SUPPLIED RECORDS:
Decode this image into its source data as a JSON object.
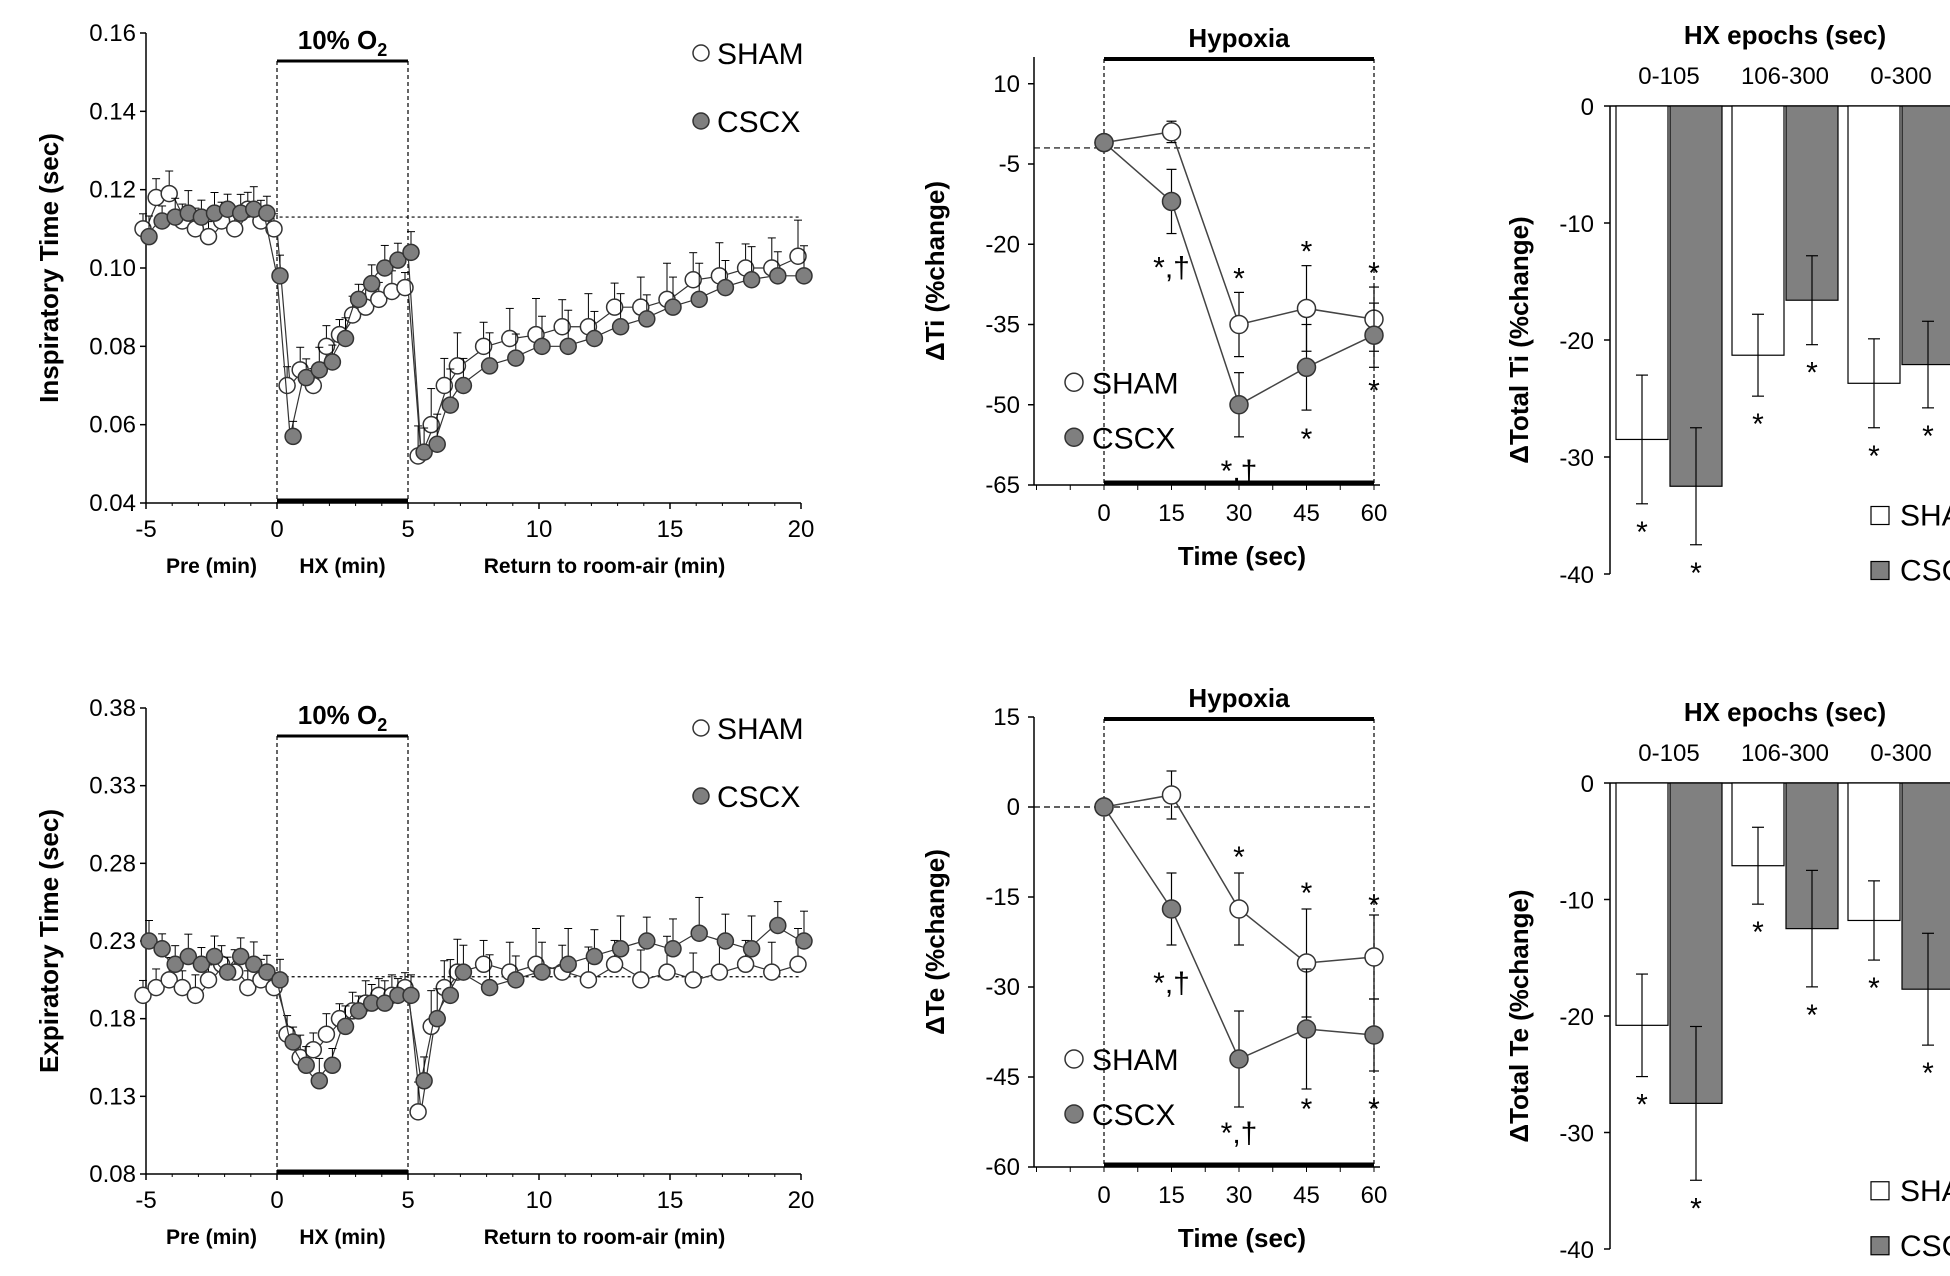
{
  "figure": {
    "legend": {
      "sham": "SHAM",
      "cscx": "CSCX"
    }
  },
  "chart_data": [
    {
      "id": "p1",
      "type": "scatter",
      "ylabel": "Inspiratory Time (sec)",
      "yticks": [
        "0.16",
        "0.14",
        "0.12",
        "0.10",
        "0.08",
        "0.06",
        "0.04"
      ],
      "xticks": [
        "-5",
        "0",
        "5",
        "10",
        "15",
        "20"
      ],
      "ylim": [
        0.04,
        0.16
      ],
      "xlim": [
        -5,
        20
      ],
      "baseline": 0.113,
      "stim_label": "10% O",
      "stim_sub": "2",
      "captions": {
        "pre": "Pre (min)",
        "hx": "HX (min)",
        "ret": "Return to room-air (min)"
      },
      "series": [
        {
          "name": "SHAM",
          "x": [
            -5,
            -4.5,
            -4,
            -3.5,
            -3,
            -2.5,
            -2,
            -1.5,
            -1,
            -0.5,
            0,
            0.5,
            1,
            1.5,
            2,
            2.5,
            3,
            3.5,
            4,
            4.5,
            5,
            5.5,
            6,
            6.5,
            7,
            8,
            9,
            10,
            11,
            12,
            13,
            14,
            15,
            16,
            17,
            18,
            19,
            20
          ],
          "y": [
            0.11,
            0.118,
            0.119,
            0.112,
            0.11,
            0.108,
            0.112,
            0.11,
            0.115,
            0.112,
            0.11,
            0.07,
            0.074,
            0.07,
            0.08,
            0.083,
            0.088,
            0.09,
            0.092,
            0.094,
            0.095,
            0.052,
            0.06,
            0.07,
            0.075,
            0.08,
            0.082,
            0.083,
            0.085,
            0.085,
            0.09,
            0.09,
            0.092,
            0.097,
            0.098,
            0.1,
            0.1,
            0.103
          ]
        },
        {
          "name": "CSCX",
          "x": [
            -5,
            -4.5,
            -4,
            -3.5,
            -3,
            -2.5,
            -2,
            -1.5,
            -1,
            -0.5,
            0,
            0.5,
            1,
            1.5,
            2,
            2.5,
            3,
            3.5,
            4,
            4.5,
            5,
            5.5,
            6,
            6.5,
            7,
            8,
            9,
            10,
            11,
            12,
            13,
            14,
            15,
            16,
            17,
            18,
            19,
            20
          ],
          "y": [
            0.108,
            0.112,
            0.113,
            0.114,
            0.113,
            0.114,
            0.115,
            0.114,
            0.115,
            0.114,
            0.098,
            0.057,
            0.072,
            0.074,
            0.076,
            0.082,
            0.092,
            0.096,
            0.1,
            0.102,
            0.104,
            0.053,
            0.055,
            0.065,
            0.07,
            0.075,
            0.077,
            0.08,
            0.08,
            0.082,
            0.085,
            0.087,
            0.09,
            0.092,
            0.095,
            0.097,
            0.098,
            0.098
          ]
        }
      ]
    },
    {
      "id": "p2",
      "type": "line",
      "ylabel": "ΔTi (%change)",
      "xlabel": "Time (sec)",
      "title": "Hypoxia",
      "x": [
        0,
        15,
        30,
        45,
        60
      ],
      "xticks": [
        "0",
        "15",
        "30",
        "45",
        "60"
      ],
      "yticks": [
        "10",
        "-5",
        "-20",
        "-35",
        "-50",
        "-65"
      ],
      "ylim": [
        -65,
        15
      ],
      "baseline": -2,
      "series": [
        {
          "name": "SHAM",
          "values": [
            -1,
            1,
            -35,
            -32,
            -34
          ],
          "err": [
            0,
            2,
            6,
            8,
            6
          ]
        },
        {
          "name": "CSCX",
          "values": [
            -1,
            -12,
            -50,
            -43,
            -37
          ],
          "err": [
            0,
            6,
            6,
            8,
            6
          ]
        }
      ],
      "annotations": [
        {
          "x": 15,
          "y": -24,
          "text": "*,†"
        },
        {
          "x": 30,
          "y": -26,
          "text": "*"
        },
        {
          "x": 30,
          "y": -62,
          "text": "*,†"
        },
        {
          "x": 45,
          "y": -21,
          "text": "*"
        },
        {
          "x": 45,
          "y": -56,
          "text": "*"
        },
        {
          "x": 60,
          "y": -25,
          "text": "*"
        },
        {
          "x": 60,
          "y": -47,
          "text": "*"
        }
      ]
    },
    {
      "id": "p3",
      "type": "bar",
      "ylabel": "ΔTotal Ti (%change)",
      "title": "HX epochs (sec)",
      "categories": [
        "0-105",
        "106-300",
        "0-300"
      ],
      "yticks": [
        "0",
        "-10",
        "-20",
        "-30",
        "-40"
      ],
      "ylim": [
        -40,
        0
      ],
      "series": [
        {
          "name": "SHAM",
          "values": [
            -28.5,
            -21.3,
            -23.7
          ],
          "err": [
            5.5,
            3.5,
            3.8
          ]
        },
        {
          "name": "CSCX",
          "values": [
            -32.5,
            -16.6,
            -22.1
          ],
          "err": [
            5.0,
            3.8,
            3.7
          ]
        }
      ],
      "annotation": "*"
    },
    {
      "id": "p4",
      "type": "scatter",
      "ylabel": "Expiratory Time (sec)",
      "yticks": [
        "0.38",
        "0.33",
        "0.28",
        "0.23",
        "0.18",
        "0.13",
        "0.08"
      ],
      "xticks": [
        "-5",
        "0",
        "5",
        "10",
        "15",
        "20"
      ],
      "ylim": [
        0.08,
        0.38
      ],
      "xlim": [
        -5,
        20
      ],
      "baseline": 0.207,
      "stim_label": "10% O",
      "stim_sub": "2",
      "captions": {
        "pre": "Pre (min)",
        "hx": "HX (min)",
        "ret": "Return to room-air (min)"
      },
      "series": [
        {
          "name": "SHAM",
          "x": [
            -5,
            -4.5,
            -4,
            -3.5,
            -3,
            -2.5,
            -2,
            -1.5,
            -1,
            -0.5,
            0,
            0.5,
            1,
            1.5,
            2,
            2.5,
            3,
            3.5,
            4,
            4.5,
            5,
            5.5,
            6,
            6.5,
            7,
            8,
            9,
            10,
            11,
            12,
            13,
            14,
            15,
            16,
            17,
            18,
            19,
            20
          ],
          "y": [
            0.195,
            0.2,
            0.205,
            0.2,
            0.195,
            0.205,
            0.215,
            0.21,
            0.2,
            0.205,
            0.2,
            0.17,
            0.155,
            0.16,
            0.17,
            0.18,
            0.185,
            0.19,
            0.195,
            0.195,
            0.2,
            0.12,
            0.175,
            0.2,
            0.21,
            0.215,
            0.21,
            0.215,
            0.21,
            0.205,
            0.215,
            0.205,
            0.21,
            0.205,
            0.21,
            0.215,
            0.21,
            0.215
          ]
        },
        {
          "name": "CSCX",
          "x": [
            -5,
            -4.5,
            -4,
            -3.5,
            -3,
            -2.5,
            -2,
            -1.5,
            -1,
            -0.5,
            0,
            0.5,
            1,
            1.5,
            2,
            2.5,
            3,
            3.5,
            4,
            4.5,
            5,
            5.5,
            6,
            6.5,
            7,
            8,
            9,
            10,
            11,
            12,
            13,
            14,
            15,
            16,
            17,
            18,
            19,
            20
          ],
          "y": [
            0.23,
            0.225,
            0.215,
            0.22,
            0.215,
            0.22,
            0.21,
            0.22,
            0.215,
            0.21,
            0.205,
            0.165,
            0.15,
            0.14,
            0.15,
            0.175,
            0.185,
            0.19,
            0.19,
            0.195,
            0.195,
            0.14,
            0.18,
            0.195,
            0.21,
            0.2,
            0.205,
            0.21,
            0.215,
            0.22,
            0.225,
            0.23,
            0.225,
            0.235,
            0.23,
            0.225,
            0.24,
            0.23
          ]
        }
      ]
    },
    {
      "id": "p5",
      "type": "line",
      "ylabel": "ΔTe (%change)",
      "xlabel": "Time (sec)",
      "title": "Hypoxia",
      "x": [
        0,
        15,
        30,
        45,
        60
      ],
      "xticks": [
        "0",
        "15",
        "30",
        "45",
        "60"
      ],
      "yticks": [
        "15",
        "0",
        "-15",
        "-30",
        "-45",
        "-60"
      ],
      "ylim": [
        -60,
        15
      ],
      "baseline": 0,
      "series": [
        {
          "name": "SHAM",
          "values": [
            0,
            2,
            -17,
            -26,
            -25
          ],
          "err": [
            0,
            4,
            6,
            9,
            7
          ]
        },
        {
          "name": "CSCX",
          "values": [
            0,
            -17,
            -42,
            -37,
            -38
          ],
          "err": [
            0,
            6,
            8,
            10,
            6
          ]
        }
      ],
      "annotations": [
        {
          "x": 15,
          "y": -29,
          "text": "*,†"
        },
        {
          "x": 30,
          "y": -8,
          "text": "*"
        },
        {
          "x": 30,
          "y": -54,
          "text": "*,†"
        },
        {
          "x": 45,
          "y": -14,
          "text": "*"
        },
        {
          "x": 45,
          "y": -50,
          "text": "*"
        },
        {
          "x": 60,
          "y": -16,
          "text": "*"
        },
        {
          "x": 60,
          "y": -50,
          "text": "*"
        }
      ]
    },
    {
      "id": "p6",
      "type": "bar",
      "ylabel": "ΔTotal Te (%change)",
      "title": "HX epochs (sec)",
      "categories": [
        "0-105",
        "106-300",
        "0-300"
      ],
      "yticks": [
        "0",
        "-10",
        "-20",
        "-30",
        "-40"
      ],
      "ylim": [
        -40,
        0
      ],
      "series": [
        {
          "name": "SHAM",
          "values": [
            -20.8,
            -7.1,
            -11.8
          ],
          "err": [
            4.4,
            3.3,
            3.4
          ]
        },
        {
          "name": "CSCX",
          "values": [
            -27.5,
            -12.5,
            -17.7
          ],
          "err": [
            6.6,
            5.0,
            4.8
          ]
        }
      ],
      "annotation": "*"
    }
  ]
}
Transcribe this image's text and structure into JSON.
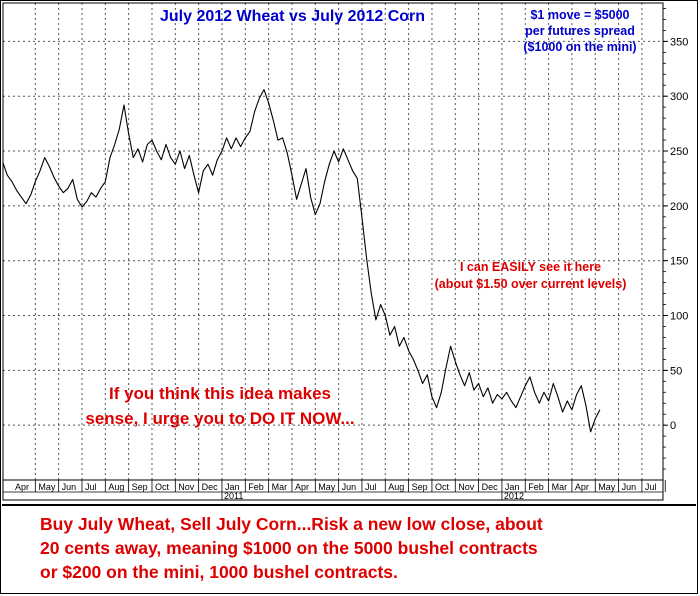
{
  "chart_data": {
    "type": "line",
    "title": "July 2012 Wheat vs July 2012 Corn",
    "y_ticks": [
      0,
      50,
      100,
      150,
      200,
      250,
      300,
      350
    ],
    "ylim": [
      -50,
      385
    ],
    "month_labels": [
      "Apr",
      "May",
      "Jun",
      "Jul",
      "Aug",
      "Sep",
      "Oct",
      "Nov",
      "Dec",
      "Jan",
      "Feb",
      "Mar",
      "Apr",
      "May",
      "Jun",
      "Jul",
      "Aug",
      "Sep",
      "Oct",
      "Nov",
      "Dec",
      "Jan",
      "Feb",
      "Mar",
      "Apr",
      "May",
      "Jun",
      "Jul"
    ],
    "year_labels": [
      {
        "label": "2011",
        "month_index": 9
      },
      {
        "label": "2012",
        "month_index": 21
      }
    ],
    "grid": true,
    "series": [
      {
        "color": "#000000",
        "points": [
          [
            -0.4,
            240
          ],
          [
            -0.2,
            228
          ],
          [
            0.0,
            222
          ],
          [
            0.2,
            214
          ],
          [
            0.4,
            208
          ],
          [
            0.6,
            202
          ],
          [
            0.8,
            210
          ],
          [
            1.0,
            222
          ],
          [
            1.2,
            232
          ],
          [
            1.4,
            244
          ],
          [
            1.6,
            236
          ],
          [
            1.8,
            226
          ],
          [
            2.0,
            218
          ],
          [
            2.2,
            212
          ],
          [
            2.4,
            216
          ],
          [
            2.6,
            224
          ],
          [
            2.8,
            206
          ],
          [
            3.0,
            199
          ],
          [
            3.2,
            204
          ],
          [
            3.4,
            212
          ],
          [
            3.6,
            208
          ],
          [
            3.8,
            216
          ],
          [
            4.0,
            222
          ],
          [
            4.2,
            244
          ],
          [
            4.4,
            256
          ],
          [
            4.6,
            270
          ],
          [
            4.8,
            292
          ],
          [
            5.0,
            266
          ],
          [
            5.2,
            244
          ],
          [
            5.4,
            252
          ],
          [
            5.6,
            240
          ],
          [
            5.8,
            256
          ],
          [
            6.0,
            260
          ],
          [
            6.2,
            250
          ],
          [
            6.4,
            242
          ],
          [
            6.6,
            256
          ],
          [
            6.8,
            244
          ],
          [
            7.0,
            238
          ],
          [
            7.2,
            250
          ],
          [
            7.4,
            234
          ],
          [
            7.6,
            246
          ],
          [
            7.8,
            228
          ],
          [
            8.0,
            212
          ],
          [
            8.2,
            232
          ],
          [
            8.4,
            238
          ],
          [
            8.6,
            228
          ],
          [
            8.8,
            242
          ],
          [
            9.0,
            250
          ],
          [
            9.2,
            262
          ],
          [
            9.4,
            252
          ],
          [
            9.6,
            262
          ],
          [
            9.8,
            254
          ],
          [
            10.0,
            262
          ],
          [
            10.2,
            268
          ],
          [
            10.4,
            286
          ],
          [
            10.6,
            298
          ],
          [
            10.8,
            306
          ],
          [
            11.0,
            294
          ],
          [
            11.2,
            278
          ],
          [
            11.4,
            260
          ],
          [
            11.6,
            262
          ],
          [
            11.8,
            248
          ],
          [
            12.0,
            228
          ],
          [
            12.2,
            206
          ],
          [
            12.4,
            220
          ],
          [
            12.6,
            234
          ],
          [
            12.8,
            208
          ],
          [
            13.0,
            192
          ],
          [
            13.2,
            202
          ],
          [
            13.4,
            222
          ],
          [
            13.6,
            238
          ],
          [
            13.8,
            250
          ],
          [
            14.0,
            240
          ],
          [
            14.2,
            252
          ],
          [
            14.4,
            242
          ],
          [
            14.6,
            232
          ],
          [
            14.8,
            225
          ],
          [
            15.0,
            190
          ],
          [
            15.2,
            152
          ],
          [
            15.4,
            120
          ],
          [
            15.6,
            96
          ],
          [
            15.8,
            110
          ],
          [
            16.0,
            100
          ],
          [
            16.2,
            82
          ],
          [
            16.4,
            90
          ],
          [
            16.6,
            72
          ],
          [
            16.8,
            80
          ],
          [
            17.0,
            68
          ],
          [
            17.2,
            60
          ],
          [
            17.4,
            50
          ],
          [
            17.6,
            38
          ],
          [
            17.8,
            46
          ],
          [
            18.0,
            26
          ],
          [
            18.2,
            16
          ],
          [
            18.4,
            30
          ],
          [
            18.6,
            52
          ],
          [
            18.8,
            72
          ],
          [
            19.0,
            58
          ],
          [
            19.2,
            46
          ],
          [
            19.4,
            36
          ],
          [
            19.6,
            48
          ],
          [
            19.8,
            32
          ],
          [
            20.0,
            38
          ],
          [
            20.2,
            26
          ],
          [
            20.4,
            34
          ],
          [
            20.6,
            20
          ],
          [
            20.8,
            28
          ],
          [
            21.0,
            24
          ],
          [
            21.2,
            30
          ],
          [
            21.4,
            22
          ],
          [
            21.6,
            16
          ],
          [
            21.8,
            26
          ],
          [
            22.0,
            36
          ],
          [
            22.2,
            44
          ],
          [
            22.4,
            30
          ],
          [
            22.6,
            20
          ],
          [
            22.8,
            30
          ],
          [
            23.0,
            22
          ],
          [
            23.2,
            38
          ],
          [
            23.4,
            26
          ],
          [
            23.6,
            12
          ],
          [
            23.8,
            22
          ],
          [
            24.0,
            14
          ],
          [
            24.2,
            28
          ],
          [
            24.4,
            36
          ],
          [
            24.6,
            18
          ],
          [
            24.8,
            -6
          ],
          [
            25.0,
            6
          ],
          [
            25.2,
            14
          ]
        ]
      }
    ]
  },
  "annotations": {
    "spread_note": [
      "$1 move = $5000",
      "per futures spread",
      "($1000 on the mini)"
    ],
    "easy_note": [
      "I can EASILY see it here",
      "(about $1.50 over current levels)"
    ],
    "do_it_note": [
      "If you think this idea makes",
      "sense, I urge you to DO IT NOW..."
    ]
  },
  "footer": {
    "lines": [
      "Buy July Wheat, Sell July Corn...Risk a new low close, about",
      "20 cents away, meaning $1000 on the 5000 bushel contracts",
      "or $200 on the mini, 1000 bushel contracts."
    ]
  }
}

EXERCISE GOAL:
Report only how many lines in the records contain the word "about".

RESPONSE TO THE TASK:
2